(Figure record listings)
'''
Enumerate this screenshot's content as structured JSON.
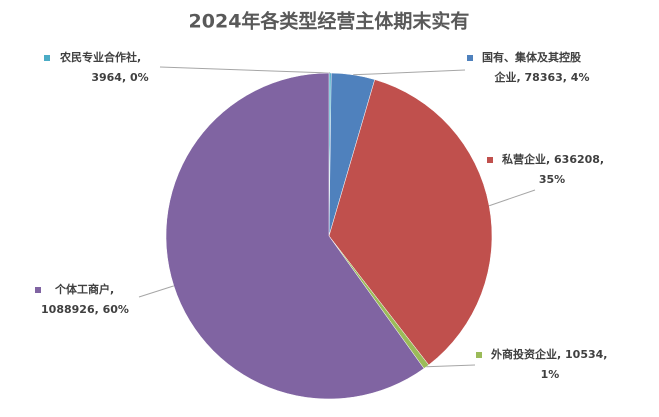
{
  "chart_data": {
    "type": "pie",
    "title": "2024年各类型经营主体期末实有",
    "values": [
      3964,
      78363,
      636208,
      10534,
      1088926
    ],
    "value_labels": [
      [
        "农民专业合作社,",
        "3964, 0%"
      ],
      [
        "国有、集体及其控股",
        "企业, 78363, 4%"
      ],
      [
        "私营企业, 636208,",
        "35%"
      ],
      [
        "外商投资企业, 10534,",
        "1%"
      ],
      [
        "个体工商户,",
        "1088926, 60%"
      ]
    ],
    "colors": [
      "#4bacc6",
      "#4f81bd",
      "#c0504d",
      "#9bbb59",
      "#8064a2"
    ]
  }
}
'''
_Written problem_
Repeat every record above exactly, but leave out any pictures.

_Expected answer_
Enumerate this screenshot's content as structured JSON.
{
  "chart_data": {
    "type": "pie",
    "title": "2024年各类型经营主体期末实有",
    "values": [
      3964,
      78363,
      636208,
      10534,
      1088926
    ],
    "value_labels": [
      [
        "农民专业合作社,",
        "3964, 0%"
      ],
      [
        "国有、集体及其控股",
        "企业, 78363, 4%"
      ],
      [
        "私营企业, 636208,",
        "35%"
      ],
      [
        "外商投资企业, 10534,",
        "1%"
      ],
      [
        "个体工商户,",
        "1088926, 60%"
      ]
    ],
    "colors": [
      "#4bacc6",
      "#4f81bd",
      "#c0504d",
      "#9bbb59",
      "#8064a2"
    ]
  }
}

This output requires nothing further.